Problem to work on ▸ Each entry below should be echoed exactly, with pictures omitted.

--- Start of Material provided ---

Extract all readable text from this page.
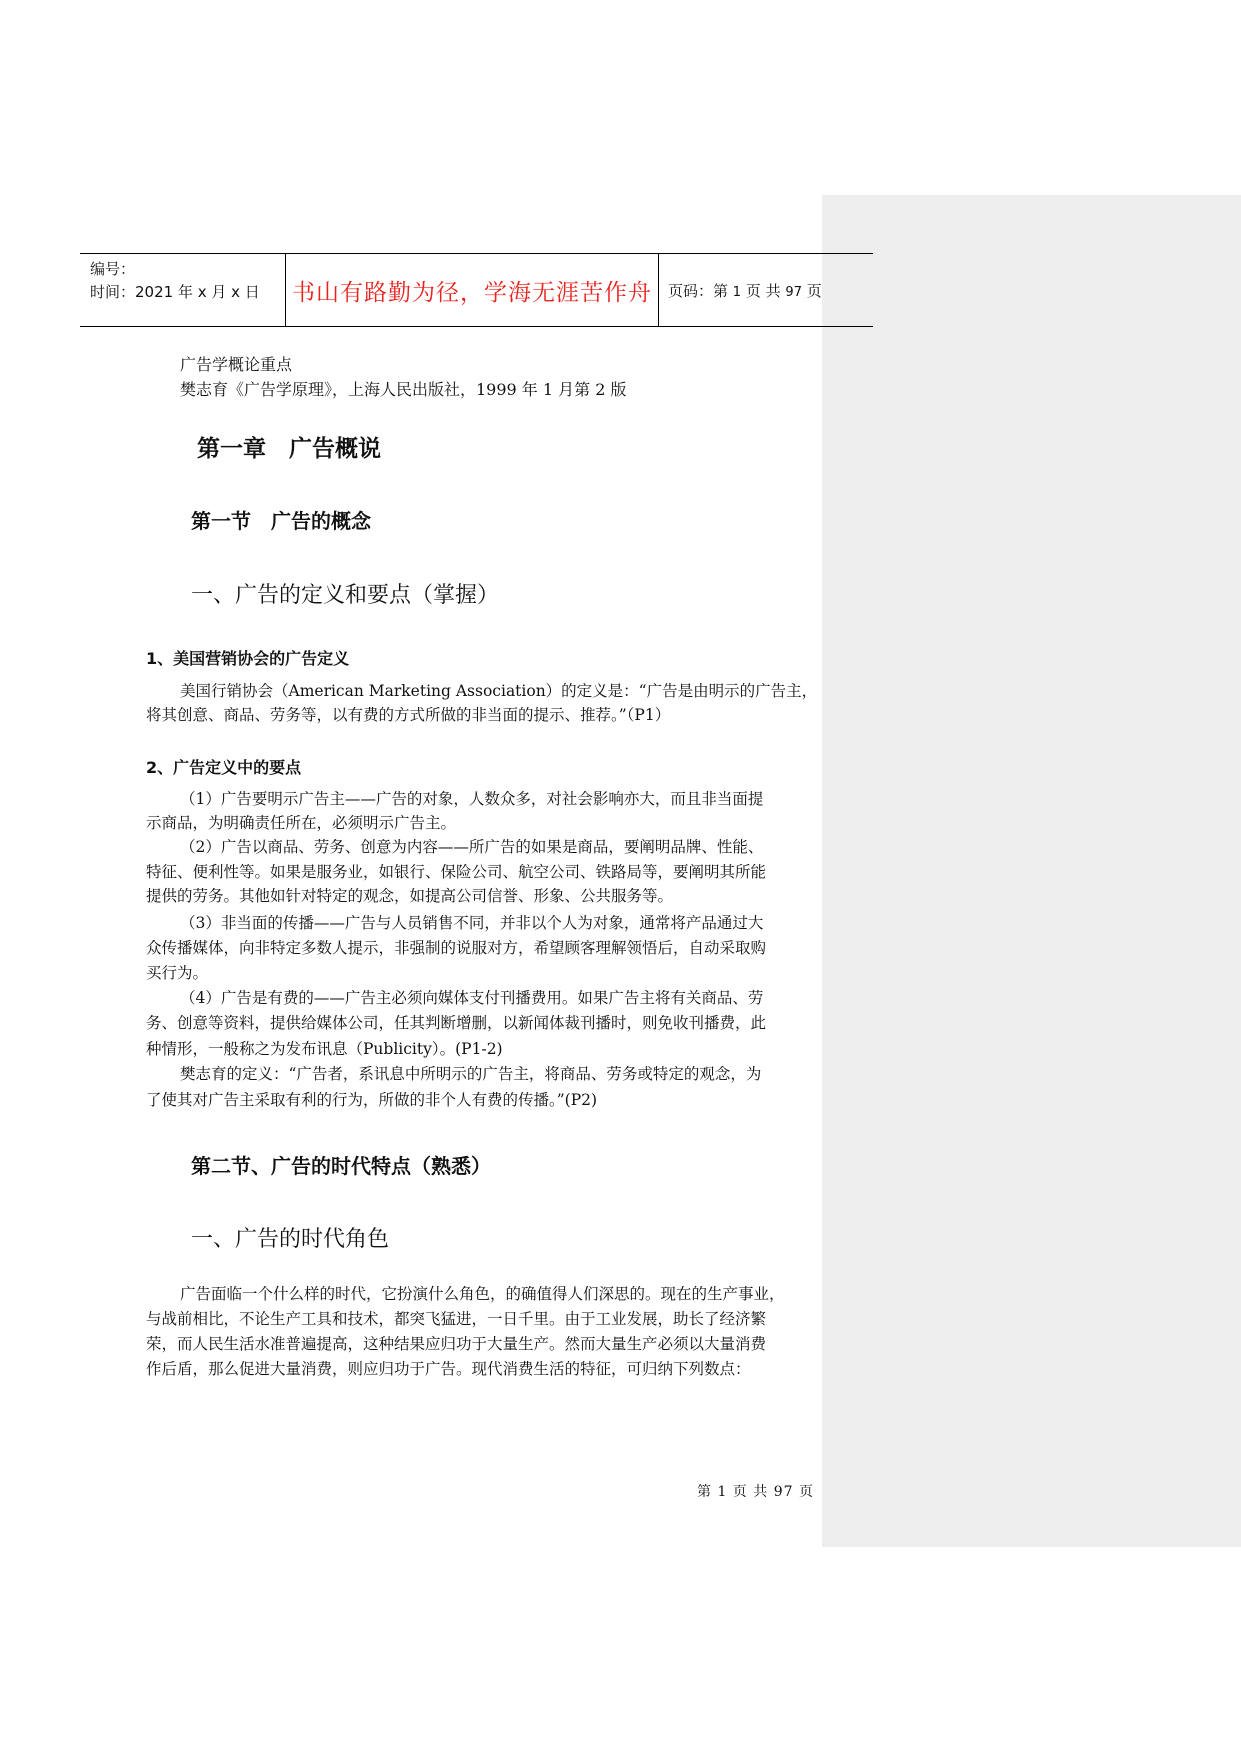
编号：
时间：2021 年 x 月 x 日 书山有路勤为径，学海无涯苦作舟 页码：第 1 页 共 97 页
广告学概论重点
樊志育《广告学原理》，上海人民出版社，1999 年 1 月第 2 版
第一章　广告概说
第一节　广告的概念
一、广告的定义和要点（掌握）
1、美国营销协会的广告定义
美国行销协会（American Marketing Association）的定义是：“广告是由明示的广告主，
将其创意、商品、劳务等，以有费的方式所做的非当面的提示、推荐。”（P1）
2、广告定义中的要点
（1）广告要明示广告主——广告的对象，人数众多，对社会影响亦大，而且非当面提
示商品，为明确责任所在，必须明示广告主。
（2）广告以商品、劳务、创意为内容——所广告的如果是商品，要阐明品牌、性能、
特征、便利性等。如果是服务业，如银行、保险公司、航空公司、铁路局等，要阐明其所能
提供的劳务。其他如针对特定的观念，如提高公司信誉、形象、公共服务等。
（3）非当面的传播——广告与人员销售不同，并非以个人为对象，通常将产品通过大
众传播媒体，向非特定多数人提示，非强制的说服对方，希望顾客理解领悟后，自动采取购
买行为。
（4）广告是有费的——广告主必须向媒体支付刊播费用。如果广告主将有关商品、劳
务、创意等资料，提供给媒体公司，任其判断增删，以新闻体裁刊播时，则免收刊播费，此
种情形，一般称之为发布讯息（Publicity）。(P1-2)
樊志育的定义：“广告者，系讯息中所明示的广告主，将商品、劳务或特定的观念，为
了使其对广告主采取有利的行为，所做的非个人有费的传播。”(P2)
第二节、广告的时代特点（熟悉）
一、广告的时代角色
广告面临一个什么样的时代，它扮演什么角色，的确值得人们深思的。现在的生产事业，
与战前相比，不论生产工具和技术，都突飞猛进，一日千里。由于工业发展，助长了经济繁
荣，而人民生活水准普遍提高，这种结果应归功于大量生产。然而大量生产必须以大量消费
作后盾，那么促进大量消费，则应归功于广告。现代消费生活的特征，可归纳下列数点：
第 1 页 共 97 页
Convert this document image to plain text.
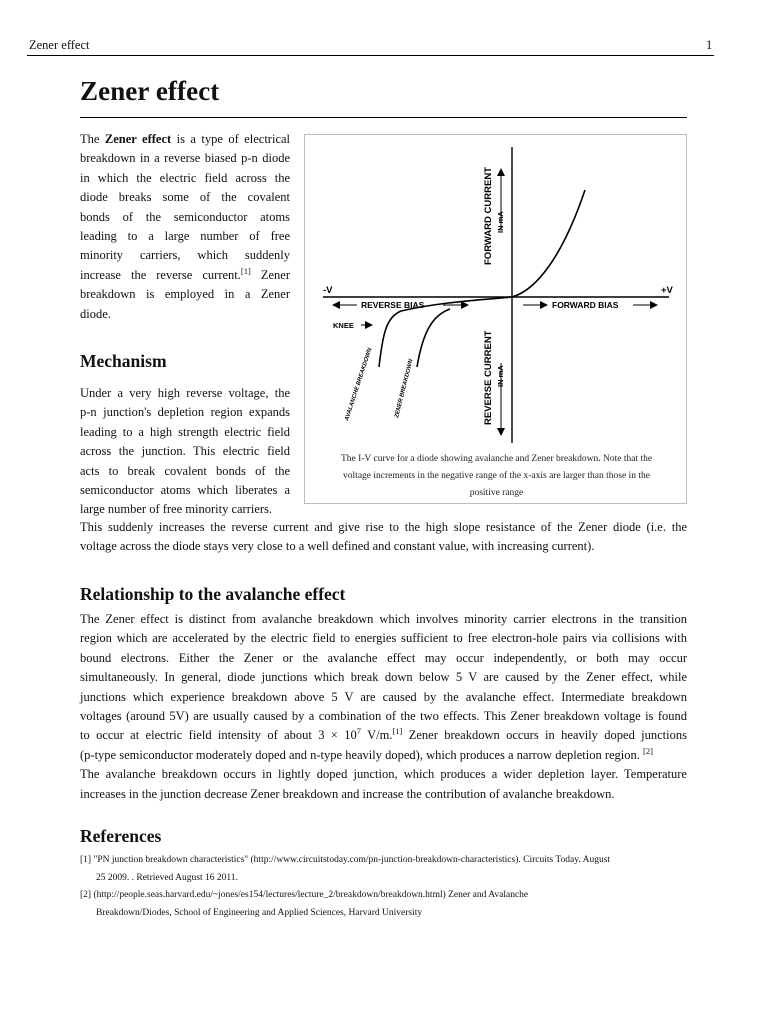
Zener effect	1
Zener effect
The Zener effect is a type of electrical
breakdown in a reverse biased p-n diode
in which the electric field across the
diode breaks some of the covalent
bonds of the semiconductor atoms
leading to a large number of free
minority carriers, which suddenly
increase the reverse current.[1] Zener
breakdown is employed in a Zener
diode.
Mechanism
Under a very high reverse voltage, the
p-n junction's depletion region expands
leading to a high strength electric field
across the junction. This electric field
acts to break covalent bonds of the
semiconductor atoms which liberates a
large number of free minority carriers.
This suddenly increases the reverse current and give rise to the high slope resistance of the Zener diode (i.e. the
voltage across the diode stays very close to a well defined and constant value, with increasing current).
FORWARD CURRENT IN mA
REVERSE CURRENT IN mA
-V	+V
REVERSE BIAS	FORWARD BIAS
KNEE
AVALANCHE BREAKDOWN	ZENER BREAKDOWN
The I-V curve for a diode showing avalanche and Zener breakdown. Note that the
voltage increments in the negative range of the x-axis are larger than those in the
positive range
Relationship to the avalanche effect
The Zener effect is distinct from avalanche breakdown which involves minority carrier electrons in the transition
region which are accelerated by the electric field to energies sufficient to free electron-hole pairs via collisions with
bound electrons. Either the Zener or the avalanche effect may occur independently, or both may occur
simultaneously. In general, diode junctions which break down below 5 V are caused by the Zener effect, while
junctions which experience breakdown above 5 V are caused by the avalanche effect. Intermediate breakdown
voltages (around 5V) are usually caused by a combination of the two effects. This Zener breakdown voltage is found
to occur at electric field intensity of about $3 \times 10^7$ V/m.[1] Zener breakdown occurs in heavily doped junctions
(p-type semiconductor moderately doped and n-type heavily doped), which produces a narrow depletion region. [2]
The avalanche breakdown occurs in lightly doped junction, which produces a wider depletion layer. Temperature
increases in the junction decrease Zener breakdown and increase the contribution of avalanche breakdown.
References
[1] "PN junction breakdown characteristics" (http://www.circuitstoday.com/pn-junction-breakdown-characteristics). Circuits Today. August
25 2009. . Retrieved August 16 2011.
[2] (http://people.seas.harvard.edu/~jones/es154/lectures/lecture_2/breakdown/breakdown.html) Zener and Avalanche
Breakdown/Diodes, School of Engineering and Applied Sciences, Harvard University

--- End of Material provided ---

Solved problem ▸
Extract all readable text from this page.
编号：
时间：2021 年 x 月 x 日 书山有路勤为径，学海无涯苦作舟 页码：第 1 页 共 97 页
广告学概论重点
樊志育《广告学原理》，上海人民出版社，1999 年 1 月第 2 版
第一章　广告概说
第一节　广告的概念
一、广告的定义和要点（掌握）
1、美国营销协会的广告定义
美国行销协会（American Marketing Association）的定义是：“广告是由明示的广告主，
将其创意、商品、劳务等，以有费的方式所做的非当面的提示、推荐。”（P1）
2、广告定义中的要点
（1）广告要明示广告主——广告的对象，人数众多，对社会影响亦大，而且非当面提
示商品，为明确责任所在，必须明示广告主。
（2）广告以商品、劳务、创意为内容——所广告的如果是商品，要阐明品牌、性能、
特征、便利性等。如果是服务业，如银行、保险公司、航空公司、铁路局等，要阐明其所能
提供的劳务。其他如针对特定的观念，如提高公司信誉、形象、公共服务等。
（3）非当面的传播——广告与人员销售不同，并非以个人为对象，通常将产品通过大
众传播媒体，向非特定多数人提示，非强制的说服对方，希望顾客理解领悟后，自动采取购
买行为。
（4）广告是有费的——广告主必须向媒体支付刊播费用。如果广告主将有关商品、劳
务、创意等资料，提供给媒体公司，任其判断增删，以新闻体裁刊播时，则免收刊播费，此
种情形，一般称之为发布讯息（Publicity）。(P1-2)
樊志育的定义：“广告者，系讯息中所明示的广告主，将商品、劳务或特定的观念，为
了使其对广告主采取有利的行为，所做的非个人有费的传播。”(P2)
第二节、广告的时代特点（熟悉）
一、广告的时代角色
广告面临一个什么样的时代，它扮演什么角色，的确值得人们深思的。现在的生产事业，
与战前相比，不论生产工具和技术，都突飞猛进，一日千里。由于工业发展，助长了经济繁
荣，而人民生活水准普遍提高，这种结果应归功于大量生产。然而大量生产必须以大量消费
作后盾，那么促进大量消费，则应归功于广告。现代消费生活的特征，可归纳下列数点：
第 1 页 共 97 页
Convert this document image to plain text.
Zener effect	1
Zener effect
The Zener effect is a type of electrical
breakdown in a reverse biased p-n diode
in which the electric field across the
diode breaks some of the covalent
bonds of the semiconductor atoms
leading to a large number of free
minority carriers, which suddenly
increase the reverse current.[1] Zener
breakdown is employed in a Zener
diode.
Mechanism
Under a very high reverse voltage, the
p-n junction's depletion region expands
leading to a high strength electric field
across the junction. This electric field
acts to break covalent bonds of the
semiconductor atoms which liberates a
large number of free minority carriers.
This suddenly increases the reverse current and give rise to the high slope resistance of the Zener diode (i.e. the
voltage across the diode stays very close to a well defined and constant value, with increasing current).
FORWARD CURRENT IN mA
REVERSE CURRENT IN mA
-V	+V
REVERSE BIAS	FORWARD BIAS
KNEE
AVALANCHE BREAKDOWN	ZENER BREAKDOWN
The I-V curve for a diode showing avalanche and Zener breakdown. Note that the
voltage increments in the negative range of the x-axis are larger than those in the
positive range
Relationship to the avalanche effect
The Zener effect is distinct from avalanche breakdown which involves minority carrier electrons in the transition
region which are accelerated by the electric field to energies sufficient to free electron-hole pairs via collisions with
bound electrons. Either the Zener or the avalanche effect may occur independently, or both may occur
simultaneously. In general, diode junctions which break down below 5 V are caused by the Zener effect, while
junctions which experience breakdown above 5 V are caused by the avalanche effect. Intermediate breakdown
voltages (around 5V) are usually caused by a combination of the two effects. This Zener breakdown voltage is found
to occur at electric field intensity of about $3 \times 10^7$ V/m.[1] Zener breakdown occurs in heavily doped junctions
(p-type semiconductor moderately doped and n-type heavily doped), which produces a narrow depletion region. [2]
The avalanche breakdown occurs in lightly doped junction, which produces a wider depletion layer. Temperature
increases in the junction decrease Zener breakdown and increase the contribution of avalanche breakdown.
References
[1] "PN junction breakdown characteristics" (http://www.circuitstoday.com/pn-junction-breakdown-characteristics). Circuits Today. August
25 2009. . Retrieved August 16 2011.
[2] (http://people.seas.harvard.edu/~jones/es154/lectures/lecture_2/breakdown/breakdown.html) Zener and Avalanche
Breakdown/Diodes, School of Engineering and Applied Sciences, Harvard University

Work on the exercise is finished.